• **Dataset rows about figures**

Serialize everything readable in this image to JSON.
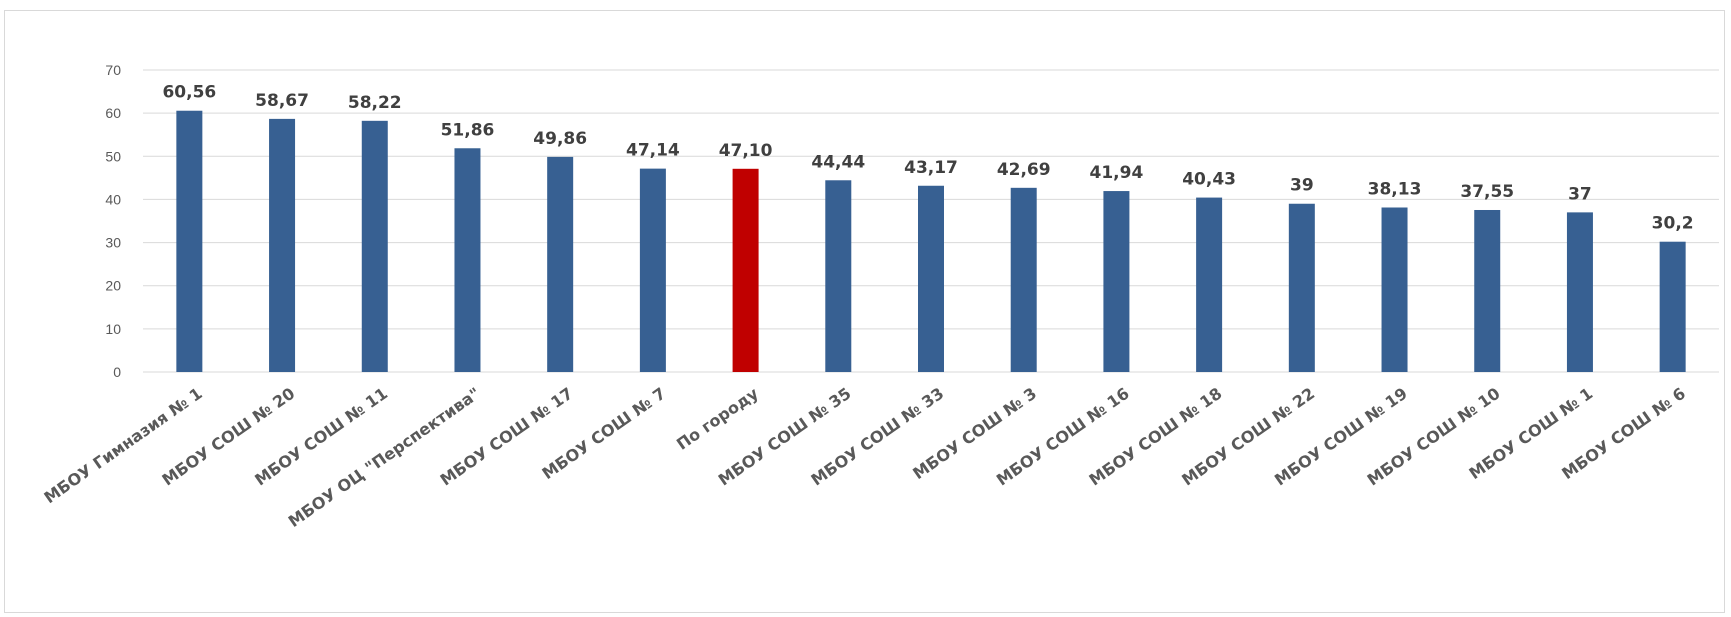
{
  "chart_data": {
    "type": "bar",
    "categories": [
      "МБОУ Гимназия № 1",
      "МБОУ СОШ № 20",
      "МБОУ СОШ № 11",
      "МБОУ ОЦ \"Перспектива\"",
      "МБОУ СОШ № 17",
      "МБОУ СОШ № 7",
      "По городу",
      "МБОУ СОШ № 35",
      "МБОУ СОШ № 33",
      "МБОУ СОШ № 3",
      "МБОУ СОШ № 16",
      "МБОУ СОШ № 18",
      "МБОУ СОШ №  22",
      "МБОУ СОШ № 19",
      "МБОУ СОШ № 10",
      "МБОУ СОШ № 1",
      "МБОУ СОШ № 6"
    ],
    "values": [
      60.56,
      58.67,
      58.22,
      51.86,
      49.86,
      47.14,
      47.1,
      44.44,
      43.17,
      42.69,
      41.94,
      40.43,
      39,
      38.13,
      37.55,
      37,
      30.2
    ],
    "data_labels": [
      "60,56",
      "58,67",
      "58,22",
      "51,86",
      "49,86",
      "47,14",
      "47,10",
      "44,44",
      "43,17",
      "42,69",
      "41,94",
      "40,43",
      "39",
      "38,13",
      "37,55",
      "37",
      "30,2"
    ],
    "highlight_category": "По городу",
    "colors": {
      "bar": "#376092",
      "highlight": "#c00000",
      "grid": "#d9d9d9"
    },
    "ylim": [
      0,
      70
    ],
    "yticks": [
      "0",
      "10",
      "20",
      "30",
      "40",
      "50",
      "60",
      "70"
    ],
    "grid": true,
    "title": "",
    "xlabel": "",
    "ylabel": ""
  }
}
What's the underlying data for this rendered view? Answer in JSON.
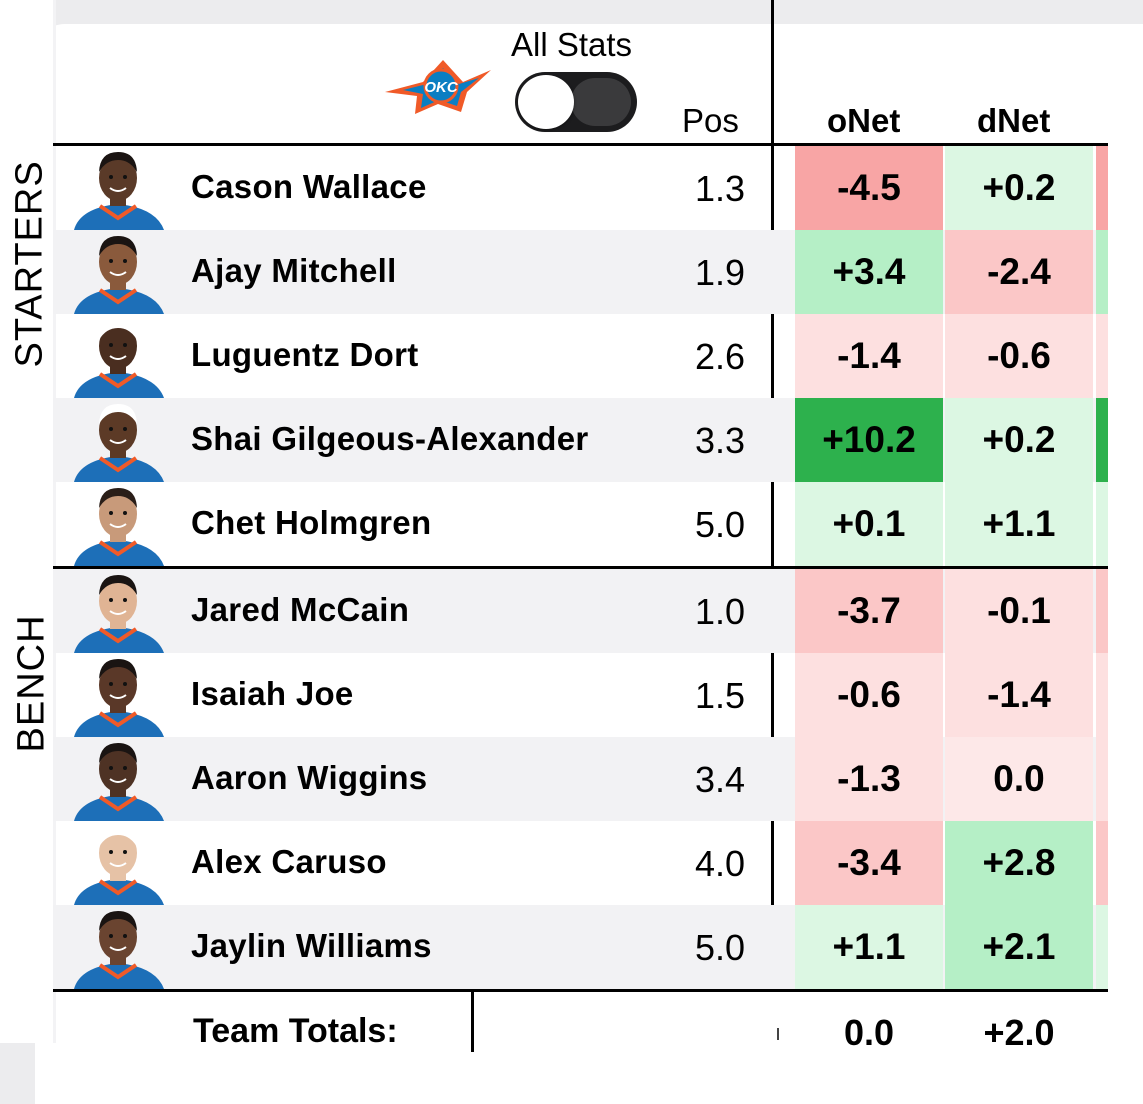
{
  "header": {
    "team_logo": "okc-logo",
    "toggle_label": "All Stats",
    "toggle_on": false,
    "columns": {
      "pos": "Pos",
      "onet": "oNet",
      "dnet": "dNet"
    }
  },
  "sections": {
    "starters": "STARTERS",
    "bench": "BENCH"
  },
  "colors": {
    "neg_strong": "#f8a5a5",
    "neg_mid": "#fbc7c7",
    "neg_light": "#fde0e0",
    "pos_strong": "#2db14d",
    "pos_mid": "#b5efc6",
    "pos_light": "#dcf7e3",
    "neutral": "#fde8e8"
  },
  "players": [
    {
      "name": "Cason Wallace",
      "pos": "1.3",
      "onet": "-4.5",
      "dnet": "+0.2"
    },
    {
      "name": "Ajay Mitchell",
      "pos": "1.9",
      "onet": "+3.4",
      "dnet": "-2.4"
    },
    {
      "name": "Luguentz Dort",
      "pos": "2.6",
      "onet": "-1.4",
      "dnet": "-0.6"
    },
    {
      "name": "Shai Gilgeous-Alexander",
      "pos": "3.3",
      "onet": "+10.2",
      "dnet": "+0.2"
    },
    {
      "name": "Chet Holmgren",
      "pos": "5.0",
      "onet": "+0.1",
      "dnet": "+1.1"
    },
    {
      "name": "Jared McCain",
      "pos": "1.0",
      "onet": "-3.7",
      "dnet": "-0.1"
    },
    {
      "name": "Isaiah Joe",
      "pos": "1.5",
      "onet": "-0.6",
      "dnet": "-1.4"
    },
    {
      "name": "Aaron Wiggins",
      "pos": "3.4",
      "onet": "-1.3",
      "dnet": "0.0"
    },
    {
      "name": "Alex Caruso",
      "pos": "4.0",
      "onet": "-3.4",
      "dnet": "+2.8"
    },
    {
      "name": "Jaylin Williams",
      "pos": "5.0",
      "onet": "+1.1",
      "dnet": "+2.1"
    }
  ],
  "totals": {
    "label": "Team Totals:",
    "onet": "0.0",
    "dnet": "+2.0"
  }
}
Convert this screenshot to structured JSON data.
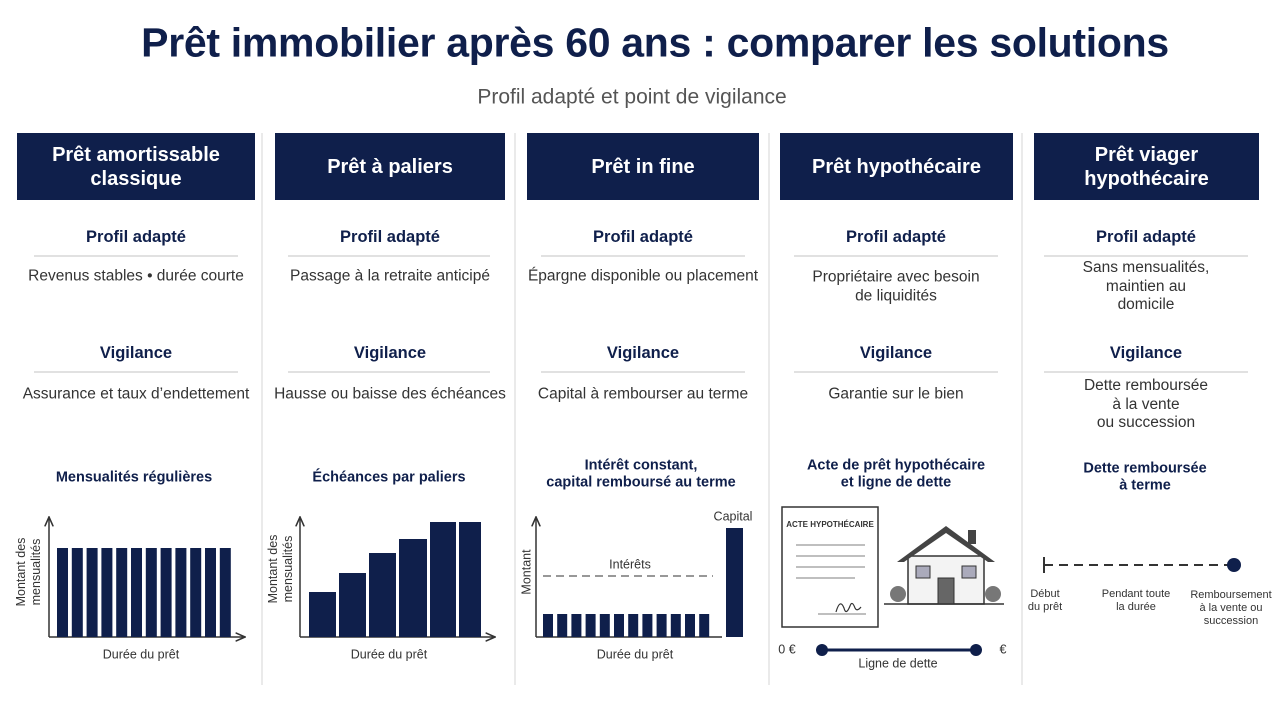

• **To be done**
Pick out each line containing the string "onet" and copy it.

• **Response**
      "onet": "oNet",
      "onet": "-4.5",
      "onet": "+3.4",
      "onet": "-1.4",
      "onet": "+10.2",
      "onet": "+0.1",
      "onet": "-3.7",
      "onet": "-0.6",
      "onet": "-1.3",
      "onet": "-3.4",
      "onet": "+1.1",
    "onet": "0.0",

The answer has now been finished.